*What you should do*
Whenever a line contains the string "MEADOWBANK", copy it out of the entries.

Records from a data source
--- start ---

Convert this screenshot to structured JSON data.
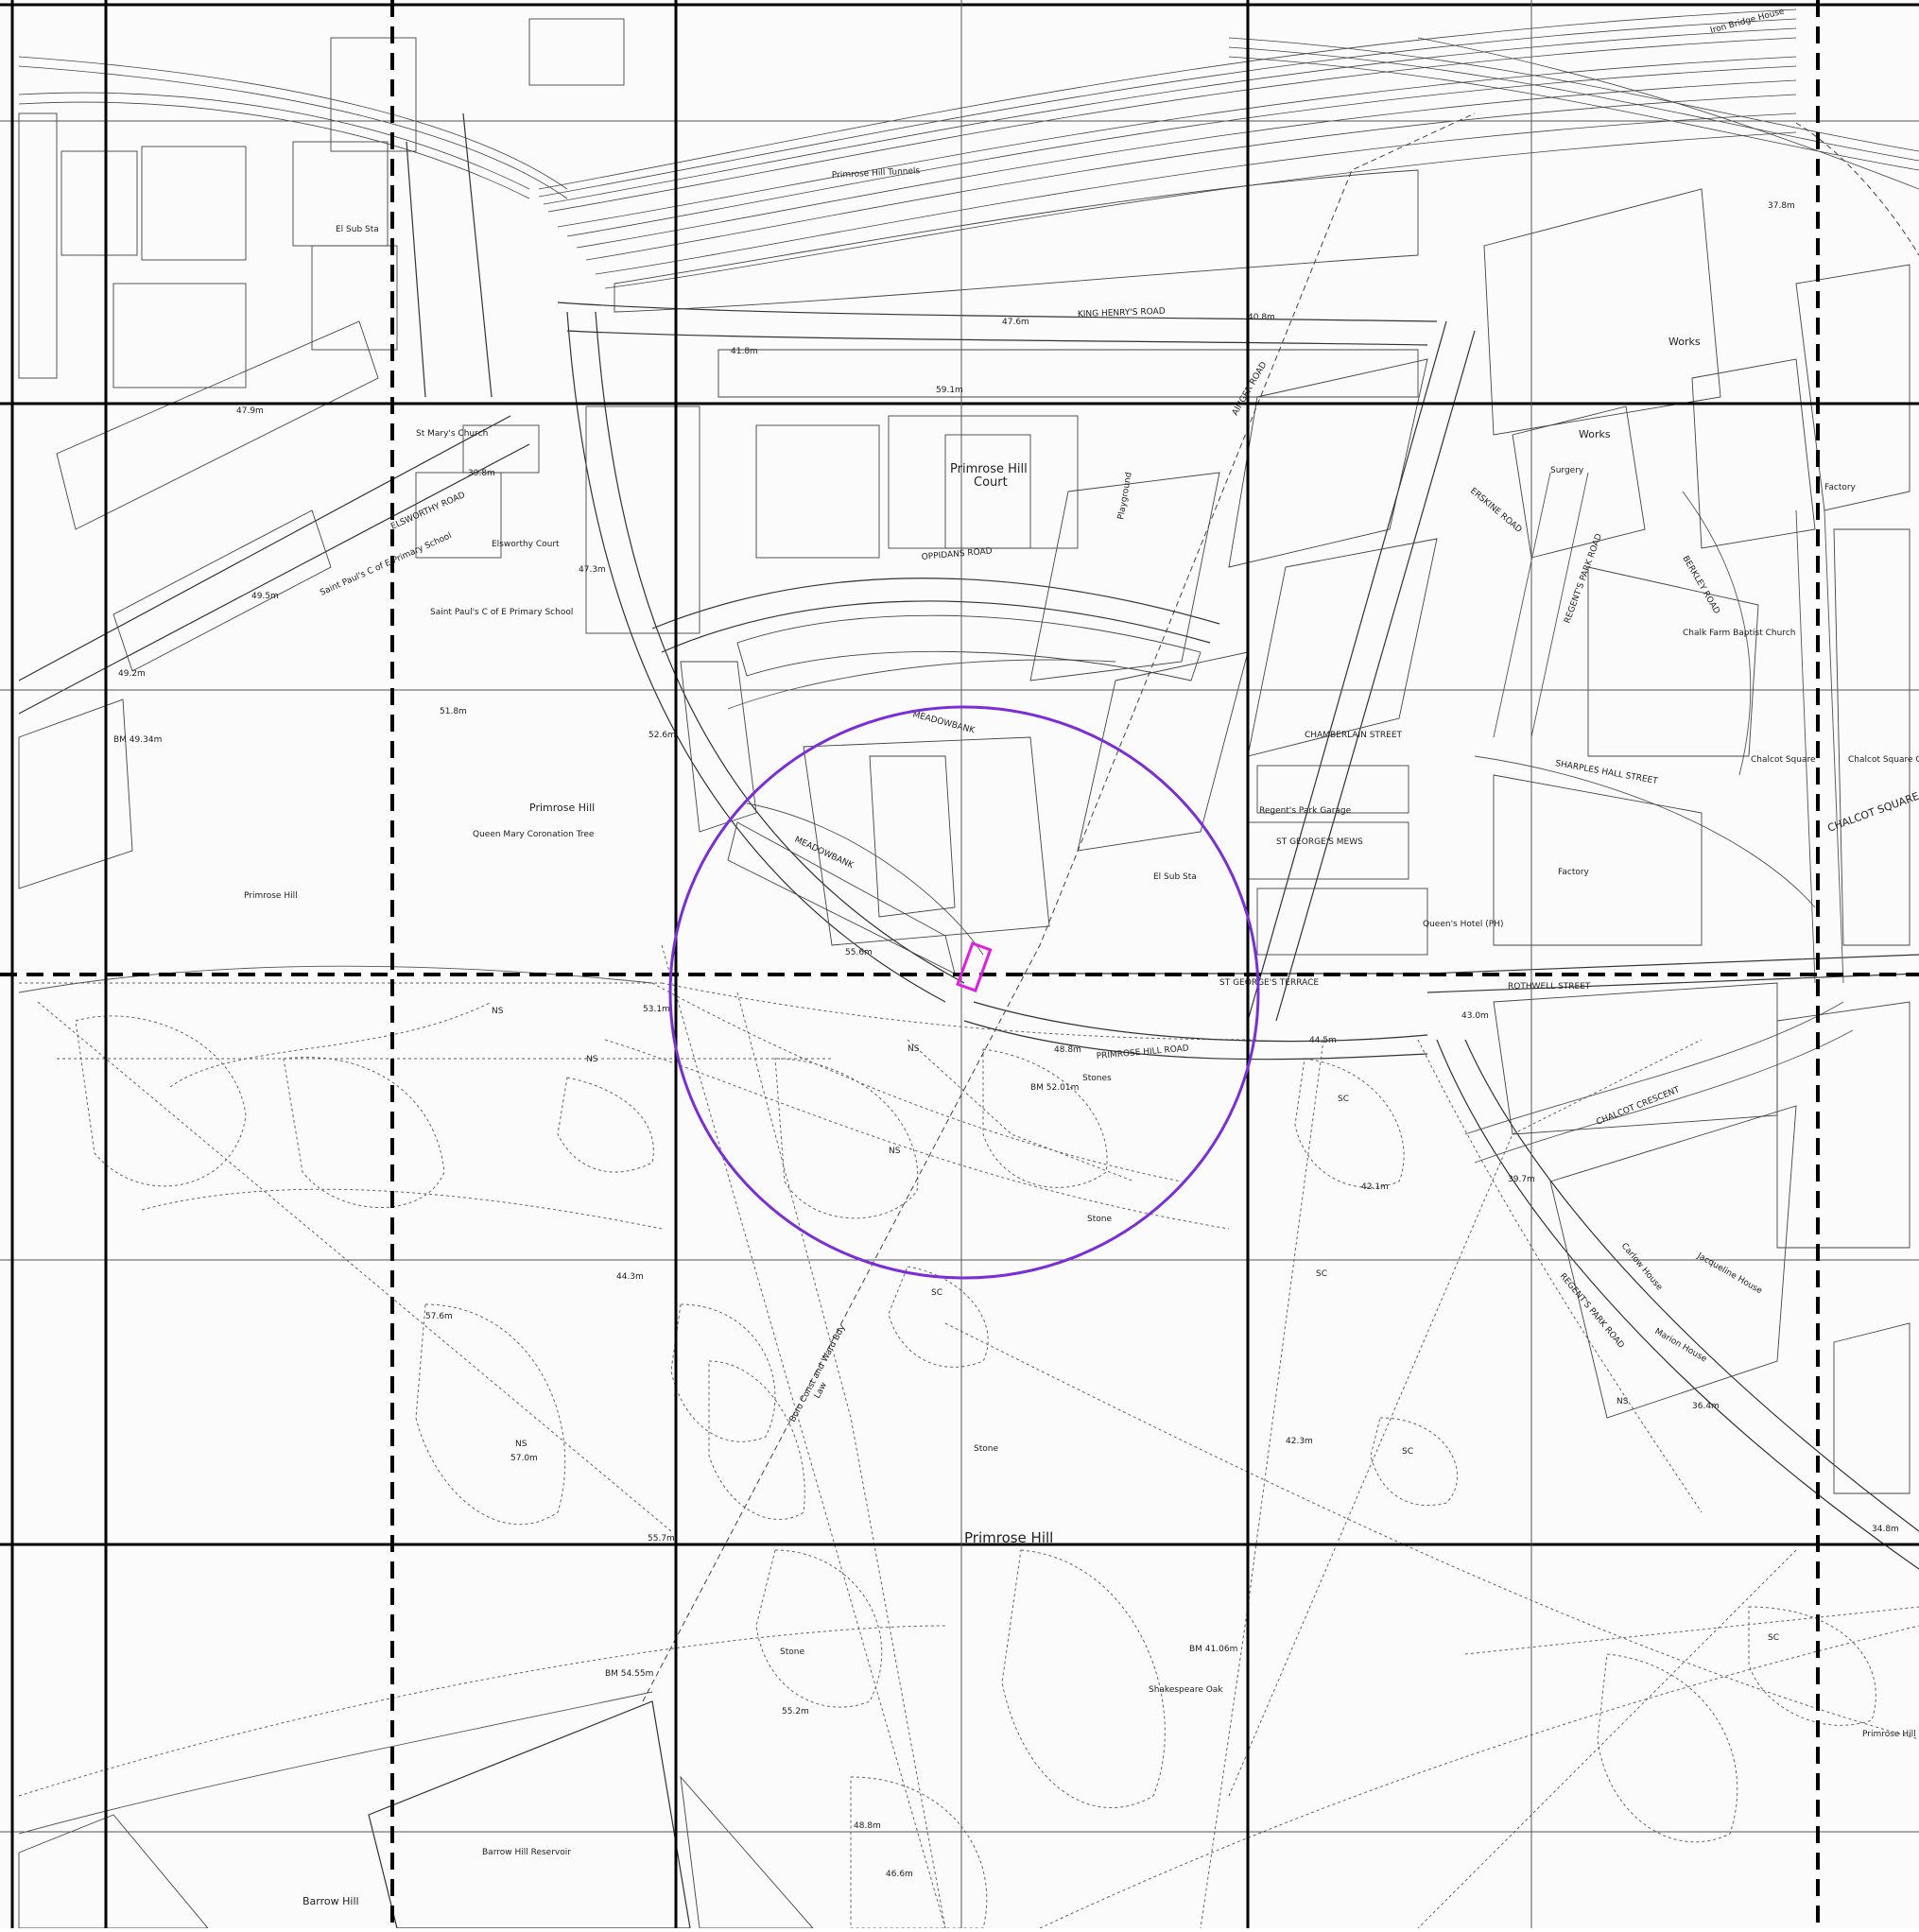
{
  "map": {
    "labels": {
      "primrose_hill_park": "Primrose Hill",
      "primrose_hill_left": "Primrose Hill",
      "primrose_hill_right": "Primrose Hill",
      "primrose_hill_court": "Primrose Hill",
      "primrose_hill_court2": "Court",
      "barrow_hill": "Barrow Hill",
      "barrow_hill_reservoir": "Barrow Hill Reservoir",
      "king_henrys_road": "KING HENRY'S ROAD",
      "primrose_hill_road": "PRIMROSE HILL ROAD",
      "elsworthy_road": "ELSWORTHY ROAD",
      "oppidans_road": "OPPIDANS ROAD",
      "regents_park_road": "REGENT'S PARK ROAD",
      "regents_park_road2": "REGENT'S PARK ROAD",
      "chalcot_square": "CHALCOT SQUARE",
      "chalcot_crescent": "CHALCOT CRESCENT",
      "sharples_hall_street": "SHARPLES HALL STREET",
      "rothwell_street": "ROTHWELL STREET",
      "st_georges_terrace": "ST GEORGE'S TERRACE",
      "st_georges_mews": "ST GEORGE'S MEWS",
      "chamberlain_street": "CHAMBERLAIN STREET",
      "berkley_road": "BERKLEY ROAD",
      "erskine_road": "ERSKINE ROAD",
      "meadowbank": "MEADOWBANK",
      "meadowbank2": "MEADOWBANK",
      "ainger_road": "AINGER ROAD",
      "st_marys_church": "St Mary's Church",
      "elsworthy_court": "Elsworthy Court",
      "saint_pauls_school": "Saint Paul's C of E Primary School",
      "saint_pauls_school2": "Saint Paul's C of E Primary School",
      "works": "Works",
      "works2": "Works",
      "factory": "Factory",
      "factory2": "Factory",
      "regents_park_garage": "Regent's Park Garage",
      "chalk_farm_baptist": "Chalk Farm Baptist Church",
      "chalcot_square_gardens": "Chalcot Square Gardens",
      "chalcot_square_lbl": "Chalcot Square",
      "queens_hotel": "Queen's Hotel (PH)",
      "jacqueline_house": "Jacqueline House",
      "carlow_house": "Carlow House",
      "marlon_house": "Marion House",
      "queen_mary_tree": "Queen Mary Coronation Tree",
      "shakespeare_oak": "Shakespeare Oak",
      "primrose_tunnels": "Primrose Hill Tunnels",
      "playground": "Playground",
      "surgery": "Surgery",
      "el_sub_sta": "El Sub Sta",
      "bm_1": "BM 49.34m",
      "bm_2": "BM 52.01m",
      "bm_3": "BM 54.55m",
      "bm_4": "BM 41.06m",
      "spot_1": "47.9m",
      "spot_2": "39.8m",
      "spot_3": "49.5m",
      "spot_4": "49.2m",
      "spot_5": "51.8m",
      "spot_6": "52.6m",
      "spot_7": "47.3m",
      "spot_8": "53.1m",
      "spot_9": "55.6m",
      "spot_10": "48.8m",
      "spot_11": "44.5m",
      "spot_12": "43.0m",
      "spot_13": "39.7m",
      "spot_14": "42.1m",
      "spot_15": "44.3m",
      "spot_16": "57.6m",
      "spot_17": "57.0m",
      "spot_18": "55.7m",
      "spot_19": "55.2m",
      "spot_20": "48.8m",
      "spot_21": "46.6m",
      "spot_22": "36.4m",
      "spot_23": "42.3m",
      "spot_24": "47.6m",
      "spot_25": "40.8m",
      "spot_26": "41.8m",
      "spot_27": "59.1m",
      "spot_28": "34.8m",
      "spot_29": "37.8m",
      "ns": "NS",
      "sc": "SC",
      "stone": "Stone",
      "stones": "Stones",
      "boundary": "Boro Const and Ward Bdy",
      "boundary2": "Law",
      "iron_bridge_house": "Iron Bridge House"
    },
    "colors": {
      "circle": "#7a2fd6",
      "site": "#e020e0",
      "ink": "#333333"
    }
  }
}
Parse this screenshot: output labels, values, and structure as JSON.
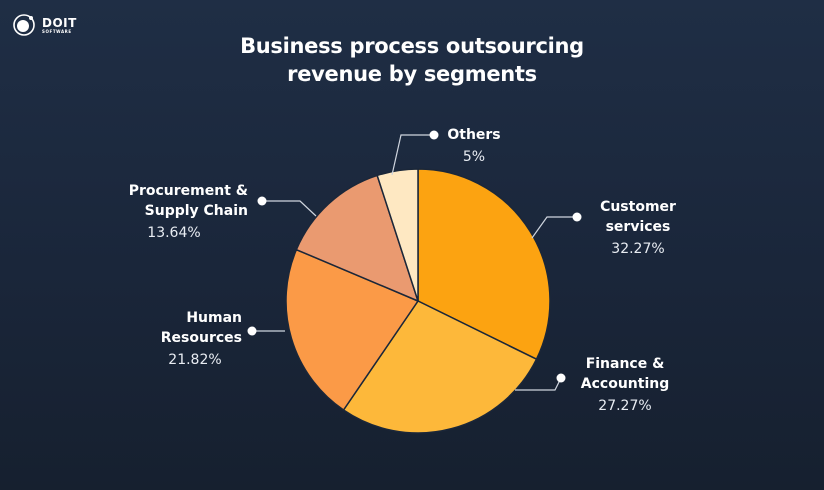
{
  "brand": {
    "name": "DOIT",
    "subtitle": "SOFTWARE"
  },
  "chart_data": {
    "type": "pie",
    "title": "Business process outsourcing revenue by segments",
    "title_lines": [
      "Business process outsourcing",
      "revenue by segments"
    ],
    "slices": [
      {
        "label": "Customer services",
        "value": 32.27,
        "display": "32.27%",
        "color": "#fca311"
      },
      {
        "label": "Finance & Accounting",
        "value": 27.27,
        "display": "27.27%",
        "color": "#fdb83a"
      },
      {
        "label": "Human Resources",
        "value": 21.82,
        "display": "21.82%",
        "color": "#fb9a47"
      },
      {
        "label": "Procurement & Supply Chain",
        "value": 13.64,
        "display": "13.64%",
        "color": "#ea9a70"
      },
      {
        "label": "Others",
        "value": 5,
        "display": "5%",
        "color": "#fee8c2"
      }
    ],
    "start_angle": "12 o'clock, clockwise",
    "legend": "callout labels"
  },
  "labels": {
    "customer": {
      "name": "Customer\nservices",
      "pct": "32.27%"
    },
    "finance": {
      "name": "Finance &\nAccounting",
      "pct": "27.27%"
    },
    "hr": {
      "name": "Human\nResources",
      "pct": "21.82%"
    },
    "procurement": {
      "name": "Procurement &\nSupply Chain",
      "pct": "13.64%"
    },
    "others": {
      "name": "Others",
      "pct": "5%"
    }
  }
}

--- end ---

*Correct result*
      "meadowbank": "MEADOWBANK",
      "meadowbank2": "MEADOWBANK",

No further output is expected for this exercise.